Output all lines exactly.

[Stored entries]
--

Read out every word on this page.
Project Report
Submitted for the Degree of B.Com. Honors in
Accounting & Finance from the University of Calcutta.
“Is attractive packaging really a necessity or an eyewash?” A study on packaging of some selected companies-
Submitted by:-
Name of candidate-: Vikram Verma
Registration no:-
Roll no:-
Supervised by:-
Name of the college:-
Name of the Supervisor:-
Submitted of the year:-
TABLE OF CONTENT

--

(SOLUTION TO THIS TASK):
Read out every word on this page.
Project Report
Submitted for the Degree of B.Com. Honors in
Accounting & Finance from the University of Calcutta.
“Is attractive packaging really a necessity or an eyewash?” A study on packaging of some selected companies-
Submitted by:-
Name of candidate-: Vikram Verma
Registration no:-
Roll no:-
Supervised by:-
Name of the college:-
Name of the Supervisor:-
Submitted of the year:-
TABLE OF CONTENT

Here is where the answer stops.